Data excerpts
++++
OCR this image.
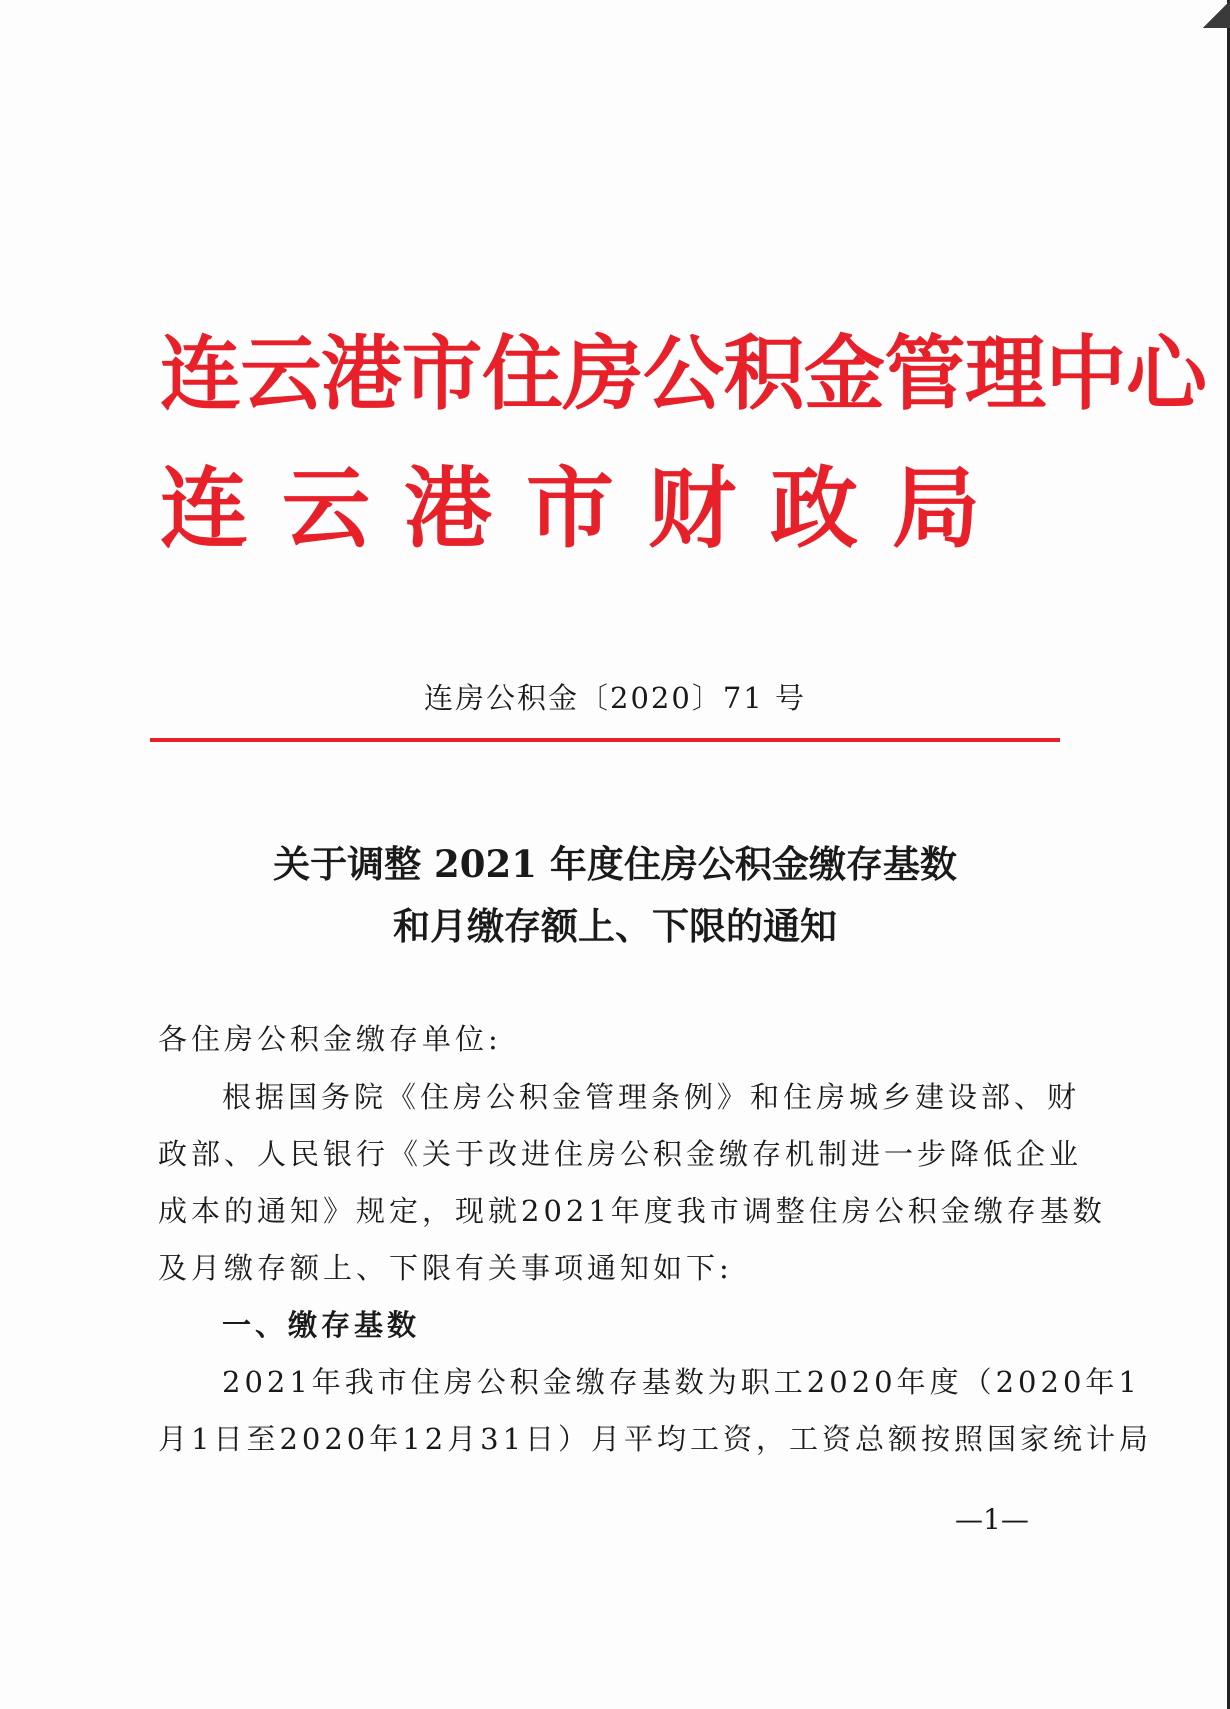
连云港市住房公积金管理中心
连云港市财政局
连房公积金〔2020〕71 号
关于调整 2021 年度住房公积金缴存基数
和月缴存额上、下限的通知
各住房公积金缴存单位:
根据国务院《住房公积金管理条例》和住房城乡建设部、财
政部、人民银行《关于改进住房公积金缴存机制进一步降低企业
成本的通知》规定，现就2021年度我市调整住房公积金缴存基数
及月缴存额上、下限有关事项通知如下:
一、缴存基数
2021年我市住房公积金缴存基数为职工2020年度（2020年1
月1日至2020年12月31日）月平均工资，工资总额按照国家统计局
—1—
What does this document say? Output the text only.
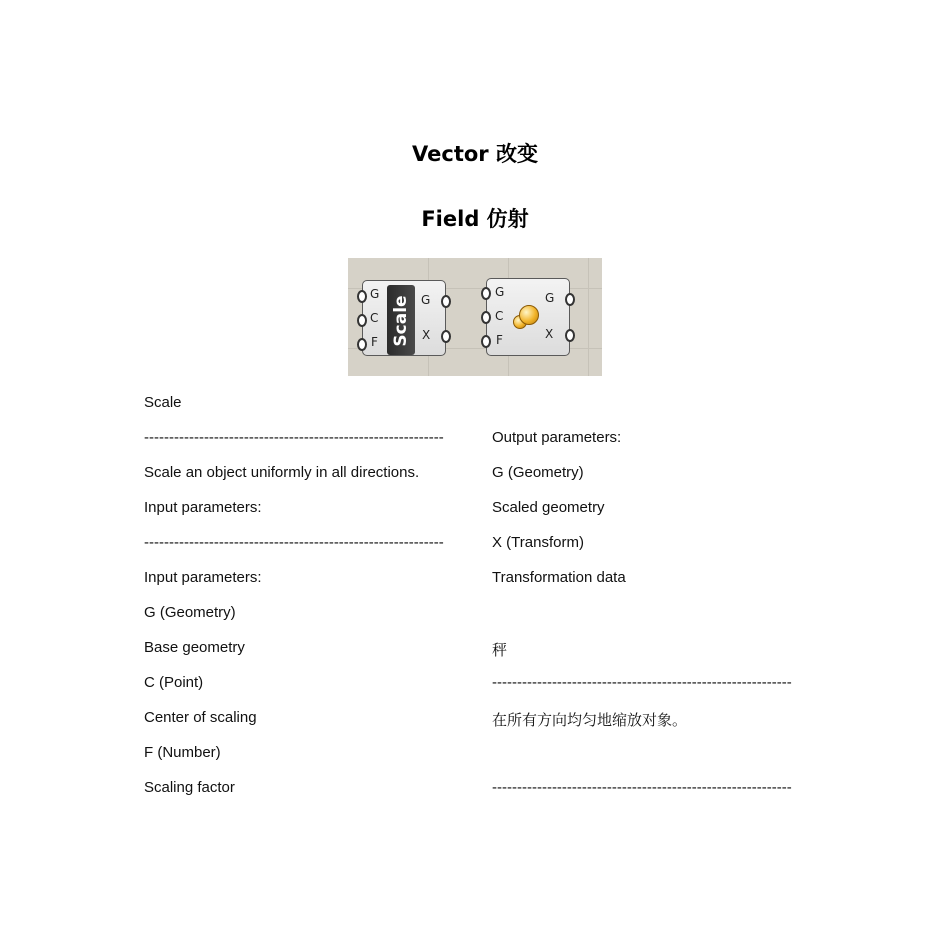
Vector 改变
Field 仿射
G
C
F Scale G
X
G
C
F
G
X
Scale
------------------------------------------------------------
Scale an object uniformly in all directions.
Input parameters:
------------------------------------------------------------
Input parameters:
G (Geometry)
Base geometry
C (Point)
Center of scaling
F (Number)
Scaling factor
Output parameters:
G (Geometry)
Scaled geometry
X (Transform)
Transformation data
秤
------------------------------------------------------------
在所有方向均匀地缩放对象。
------------------------------------------------------------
++++
Requirement: Repeat the data exactly, dropping every picture it holds.

Answer:
OCR this image.
连云港市住房公积金管理中心
连云港市财政局
连房公积金〔2020〕71 号
关于调整 2021 年度住房公积金缴存基数
和月缴存额上、下限的通知
各住房公积金缴存单位:
根据国务院《住房公积金管理条例》和住房城乡建设部、财
政部、人民银行《关于改进住房公积金缴存机制进一步降低企业
成本的通知》规定，现就2021年度我市调整住房公积金缴存基数
及月缴存额上、下限有关事项通知如下:
一、缴存基数
2021年我市住房公积金缴存基数为职工2020年度（2020年1
月1日至2020年12月31日）月平均工资，工资总额按照国家统计局
—1—
What does this document say? Output the text only.
Vector 改变
Field 仿射
G
C
F Scale G
X
G
C
F
G
X
Scale
------------------------------------------------------------
Scale an object uniformly in all directions.
Input parameters:
------------------------------------------------------------
Input parameters:
G (Geometry)
Base geometry
C (Point)
Center of scaling
F (Number)
Scaling factor
Output parameters:
G (Geometry)
Scaled geometry
X (Transform)
Transformation data
秤
------------------------------------------------------------
在所有方向均匀地缩放对象。
------------------------------------------------------------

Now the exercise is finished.